* Begin *

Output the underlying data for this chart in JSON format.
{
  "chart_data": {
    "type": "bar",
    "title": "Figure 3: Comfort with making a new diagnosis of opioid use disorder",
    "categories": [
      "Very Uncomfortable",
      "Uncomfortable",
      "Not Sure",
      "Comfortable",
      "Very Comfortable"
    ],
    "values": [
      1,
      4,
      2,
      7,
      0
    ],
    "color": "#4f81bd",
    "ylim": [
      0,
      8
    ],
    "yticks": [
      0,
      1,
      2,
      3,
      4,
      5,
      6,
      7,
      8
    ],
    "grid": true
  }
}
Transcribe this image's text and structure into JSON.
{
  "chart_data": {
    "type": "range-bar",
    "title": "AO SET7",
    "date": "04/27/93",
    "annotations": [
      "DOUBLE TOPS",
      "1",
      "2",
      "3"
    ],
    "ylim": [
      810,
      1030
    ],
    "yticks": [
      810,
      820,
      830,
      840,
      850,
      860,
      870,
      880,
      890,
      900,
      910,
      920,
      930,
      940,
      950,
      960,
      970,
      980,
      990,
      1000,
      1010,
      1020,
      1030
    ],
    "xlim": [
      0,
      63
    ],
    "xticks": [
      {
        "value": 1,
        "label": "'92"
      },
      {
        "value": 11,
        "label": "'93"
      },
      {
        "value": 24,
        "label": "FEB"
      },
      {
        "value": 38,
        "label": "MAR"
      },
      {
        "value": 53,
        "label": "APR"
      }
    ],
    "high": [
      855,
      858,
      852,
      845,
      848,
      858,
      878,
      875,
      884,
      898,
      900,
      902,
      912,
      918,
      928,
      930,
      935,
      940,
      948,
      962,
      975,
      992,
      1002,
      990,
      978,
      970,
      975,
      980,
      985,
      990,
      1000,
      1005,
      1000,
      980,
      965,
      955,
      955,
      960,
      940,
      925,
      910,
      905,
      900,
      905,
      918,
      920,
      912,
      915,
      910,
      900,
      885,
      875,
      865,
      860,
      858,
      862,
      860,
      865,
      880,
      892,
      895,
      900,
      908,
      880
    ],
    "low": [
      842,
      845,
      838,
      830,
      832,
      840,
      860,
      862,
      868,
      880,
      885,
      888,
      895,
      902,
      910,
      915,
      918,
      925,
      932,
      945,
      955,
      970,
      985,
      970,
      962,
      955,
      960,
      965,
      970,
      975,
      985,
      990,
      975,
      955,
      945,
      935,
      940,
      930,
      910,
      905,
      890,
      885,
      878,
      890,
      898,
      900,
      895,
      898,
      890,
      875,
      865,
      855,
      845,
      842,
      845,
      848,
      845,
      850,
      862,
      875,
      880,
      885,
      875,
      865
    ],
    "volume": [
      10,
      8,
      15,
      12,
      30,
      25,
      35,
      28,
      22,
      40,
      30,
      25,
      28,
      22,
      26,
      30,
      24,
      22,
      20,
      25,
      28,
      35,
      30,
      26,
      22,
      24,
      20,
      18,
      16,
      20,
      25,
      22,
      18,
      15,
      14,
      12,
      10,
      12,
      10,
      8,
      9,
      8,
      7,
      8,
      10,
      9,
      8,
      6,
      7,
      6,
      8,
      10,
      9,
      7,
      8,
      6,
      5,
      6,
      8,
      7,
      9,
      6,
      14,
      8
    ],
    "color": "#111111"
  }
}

* End *

Please quote every record above exactly as it appears.

Output the underlying data for this chart in JSON format.
{
  "chart_data": {
    "type": "bar",
    "title": "Figure 3: Comfort with making a new diagnosis of opioid use disorder",
    "categories": [
      "Very Uncomfortable",
      "Uncomfortable",
      "Not Sure",
      "Comfortable",
      "Very Comfortable"
    ],
    "values": [
      1,
      4,
      2,
      7,
      0
    ],
    "color": "#4f81bd",
    "ylim": [
      0,
      8
    ],
    "yticks": [
      0,
      1,
      2,
      3,
      4,
      5,
      6,
      7,
      8
    ],
    "grid": true
  }
}
Transcribe this image's text and structure into JSON.
{
  "chart_data": {
    "type": "range-bar",
    "title": "AO SET7",
    "date": "04/27/93",
    "annotations": [
      "DOUBLE TOPS",
      "1",
      "2",
      "3"
    ],
    "ylim": [
      810,
      1030
    ],
    "yticks": [
      810,
      820,
      830,
      840,
      850,
      860,
      870,
      880,
      890,
      900,
      910,
      920,
      930,
      940,
      950,
      960,
      970,
      980,
      990,
      1000,
      1010,
      1020,
      1030
    ],
    "xlim": [
      0,
      63
    ],
    "xticks": [
      {
        "value": 1,
        "label": "'92"
      },
      {
        "value": 11,
        "label": "'93"
      },
      {
        "value": 24,
        "label": "FEB"
      },
      {
        "value": 38,
        "label": "MAR"
      },
      {
        "value": 53,
        "label": "APR"
      }
    ],
    "high": [
      855,
      858,
      852,
      845,
      848,
      858,
      878,
      875,
      884,
      898,
      900,
      902,
      912,
      918,
      928,
      930,
      935,
      940,
      948,
      962,
      975,
      992,
      1002,
      990,
      978,
      970,
      975,
      980,
      985,
      990,
      1000,
      1005,
      1000,
      980,
      965,
      955,
      955,
      960,
      940,
      925,
      910,
      905,
      900,
      905,
      918,
      920,
      912,
      915,
      910,
      900,
      885,
      875,
      865,
      860,
      858,
      862,
      860,
      865,
      880,
      892,
      895,
      900,
      908,
      880
    ],
    "low": [
      842,
      845,
      838,
      830,
      832,
      840,
      860,
      862,
      868,
      880,
      885,
      888,
      895,
      902,
      910,
      915,
      918,
      925,
      932,
      945,
      955,
      970,
      985,
      970,
      962,
      955,
      960,
      965,
      970,
      975,
      985,
      990,
      975,
      955,
      945,
      935,
      940,
      930,
      910,
      905,
      890,
      885,
      878,
      890,
      898,
      900,
      895,
      898,
      890,
      875,
      865,
      855,
      845,
      842,
      845,
      848,
      845,
      850,
      862,
      875,
      880,
      885,
      875,
      865
    ],
    "volume": [
      10,
      8,
      15,
      12,
      30,
      25,
      35,
      28,
      22,
      40,
      30,
      25,
      28,
      22,
      26,
      30,
      24,
      22,
      20,
      25,
      28,
      35,
      30,
      26,
      22,
      24,
      20,
      18,
      16,
      20,
      25,
      22,
      18,
      15,
      14,
      12,
      10,
      12,
      10,
      8,
      9,
      8,
      7,
      8,
      10,
      9,
      8,
      6,
      7,
      6,
      8,
      10,
      9,
      7,
      8,
      6,
      5,
      6,
      8,
      7,
      9,
      6,
      14,
      8
    ],
    "color": "#111111"
  }
}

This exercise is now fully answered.